— STATED TASK —
Reproduce the listing below without changes, except that pictures are left out.

Start SOURCE DATA

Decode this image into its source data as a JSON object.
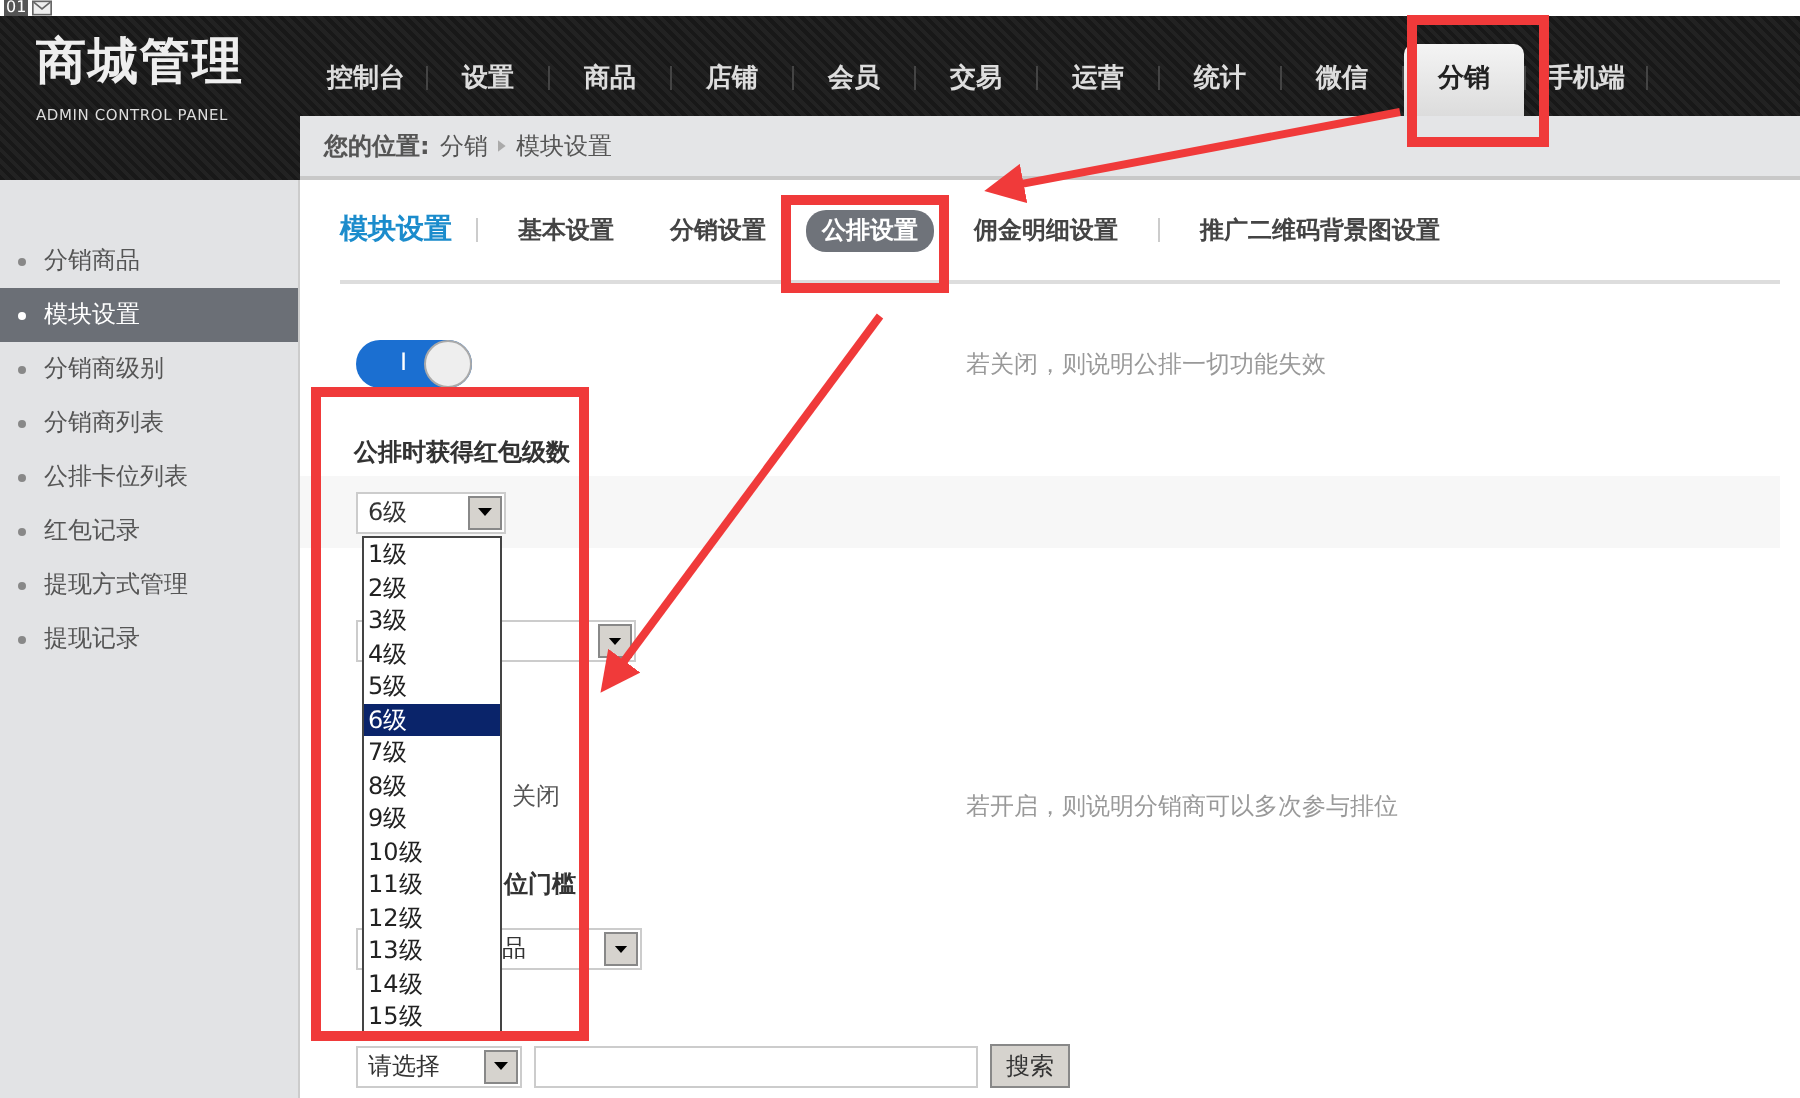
{
  "tab_strip": {
    "label": "01"
  },
  "logo": {
    "title": "商城管理",
    "subtitle": "ADMIN CONTROL PANEL"
  },
  "nav": [
    {
      "label": "控制台",
      "selected": false
    },
    {
      "label": "设置",
      "selected": false
    },
    {
      "label": "商品",
      "selected": false
    },
    {
      "label": "店铺",
      "selected": false
    },
    {
      "label": "会员",
      "selected": false
    },
    {
      "label": "交易",
      "selected": false
    },
    {
      "label": "运营",
      "selected": false
    },
    {
      "label": "统计",
      "selected": false
    },
    {
      "label": "微信",
      "selected": false
    },
    {
      "label": "分销",
      "selected": true
    },
    {
      "label": "手机端",
      "selected": false
    }
  ],
  "breadcrumb": {
    "prefix": "您的位置:",
    "items": [
      "分销",
      "模块设置"
    ]
  },
  "sidebar": [
    {
      "label": "分销商品",
      "selected": false
    },
    {
      "label": "模块设置",
      "selected": true
    },
    {
      "label": "分销商级别",
      "selected": false
    },
    {
      "label": "分销商列表",
      "selected": false
    },
    {
      "label": "公排卡位列表",
      "selected": false
    },
    {
      "label": "红包记录",
      "selected": false
    },
    {
      "label": "提现方式管理",
      "selected": false
    },
    {
      "label": "提现记录",
      "selected": false
    }
  ],
  "subtabs": {
    "title": "模块设置",
    "items": [
      {
        "label": "基本设置",
        "selected": false
      },
      {
        "label": "分销设置",
        "selected": false
      },
      {
        "label": "公排设置",
        "selected": true
      },
      {
        "label": "佣金明细设置",
        "selected": false
      },
      {
        "label": "推广二维码背景图设置",
        "selected": false
      }
    ]
  },
  "toggle": {
    "on": true,
    "label": "I",
    "hint": "若关闭，则说明公排一切功能失效"
  },
  "level_field": {
    "label": "公排时获得红包级数",
    "value": "6级",
    "options": [
      {
        "label": "1级",
        "selected": false
      },
      {
        "label": "2级",
        "selected": false
      },
      {
        "label": "3级",
        "selected": false
      },
      {
        "label": "4级",
        "selected": false
      },
      {
        "label": "5级",
        "selected": false
      },
      {
        "label": "6级",
        "selected": true
      },
      {
        "label": "7级",
        "selected": false
      },
      {
        "label": "8级",
        "selected": false
      },
      {
        "label": "9级",
        "selected": false
      },
      {
        "label": "10级",
        "selected": false
      },
      {
        "label": "11级",
        "selected": false
      },
      {
        "label": "12级",
        "selected": false
      },
      {
        "label": "13级",
        "selected": false
      },
      {
        "label": "14级",
        "selected": false
      },
      {
        "label": "15级",
        "selected": false
      }
    ]
  },
  "row_3": {
    "option": "关闭",
    "hint": "若开启，则说明分销商可以多次参与排位"
  },
  "row_4": {
    "label_end": "位门槛",
    "select_text": "品"
  },
  "search_row": {
    "select_value": "请选择",
    "button": "搜索"
  }
}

End SOURCE DATA

— SOLVED EXERCISE —
Decode this image into its source data as a JSON object.
{
  "tab_strip": {
    "label": "01"
  },
  "logo": {
    "title": "商城管理",
    "subtitle": "ADMIN CONTROL PANEL"
  },
  "nav": [
    {
      "label": "控制台",
      "selected": false
    },
    {
      "label": "设置",
      "selected": false
    },
    {
      "label": "商品",
      "selected": false
    },
    {
      "label": "店铺",
      "selected": false
    },
    {
      "label": "会员",
      "selected": false
    },
    {
      "label": "交易",
      "selected": false
    },
    {
      "label": "运营",
      "selected": false
    },
    {
      "label": "统计",
      "selected": false
    },
    {
      "label": "微信",
      "selected": false
    },
    {
      "label": "分销",
      "selected": true
    },
    {
      "label": "手机端",
      "selected": false
    }
  ],
  "breadcrumb": {
    "prefix": "您的位置:",
    "items": [
      "分销",
      "模块设置"
    ]
  },
  "sidebar": [
    {
      "label": "分销商品",
      "selected": false
    },
    {
      "label": "模块设置",
      "selected": true
    },
    {
      "label": "分销商级别",
      "selected": false
    },
    {
      "label": "分销商列表",
      "selected": false
    },
    {
      "label": "公排卡位列表",
      "selected": false
    },
    {
      "label": "红包记录",
      "selected": false
    },
    {
      "label": "提现方式管理",
      "selected": false
    },
    {
      "label": "提现记录",
      "selected": false
    }
  ],
  "subtabs": {
    "title": "模块设置",
    "items": [
      {
        "label": "基本设置",
        "selected": false
      },
      {
        "label": "分销设置",
        "selected": false
      },
      {
        "label": "公排设置",
        "selected": true
      },
      {
        "label": "佣金明细设置",
        "selected": false
      },
      {
        "label": "推广二维码背景图设置",
        "selected": false
      }
    ]
  },
  "toggle": {
    "on": true,
    "label": "I",
    "hint": "若关闭，则说明公排一切功能失效"
  },
  "level_field": {
    "label": "公排时获得红包级数",
    "value": "6级",
    "options": [
      {
        "label": "1级",
        "selected": false
      },
      {
        "label": "2级",
        "selected": false
      },
      {
        "label": "3级",
        "selected": false
      },
      {
        "label": "4级",
        "selected": false
      },
      {
        "label": "5级",
        "selected": false
      },
      {
        "label": "6级",
        "selected": true
      },
      {
        "label": "7级",
        "selected": false
      },
      {
        "label": "8级",
        "selected": false
      },
      {
        "label": "9级",
        "selected": false
      },
      {
        "label": "10级",
        "selected": false
      },
      {
        "label": "11级",
        "selected": false
      },
      {
        "label": "12级",
        "selected": false
      },
      {
        "label": "13级",
        "selected": false
      },
      {
        "label": "14级",
        "selected": false
      },
      {
        "label": "15级",
        "selected": false
      }
    ]
  },
  "row_3": {
    "option": "关闭",
    "hint": "若开启，则说明分销商可以多次参与排位"
  },
  "row_4": {
    "label_end": "位门槛",
    "select_text": "品"
  },
  "search_row": {
    "select_value": "请选择",
    "button": "搜索"
  }
}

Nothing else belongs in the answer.